Instructions for the task:
Write out each line in which the string "value" is present.

Given information:
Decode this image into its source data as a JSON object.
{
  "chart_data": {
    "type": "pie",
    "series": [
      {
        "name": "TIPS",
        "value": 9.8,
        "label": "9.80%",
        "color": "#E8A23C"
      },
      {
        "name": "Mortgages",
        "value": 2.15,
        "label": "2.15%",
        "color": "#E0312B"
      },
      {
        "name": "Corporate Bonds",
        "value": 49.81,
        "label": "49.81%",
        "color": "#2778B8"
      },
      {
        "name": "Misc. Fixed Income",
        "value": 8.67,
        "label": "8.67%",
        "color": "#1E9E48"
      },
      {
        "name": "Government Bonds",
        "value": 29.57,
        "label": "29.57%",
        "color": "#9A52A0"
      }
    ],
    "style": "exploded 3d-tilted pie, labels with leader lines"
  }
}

Full output:
        "value": 9.8,
        "value": 2.15,
        "value": 49.81,
        "value": 8.67,
        "value": 29.57,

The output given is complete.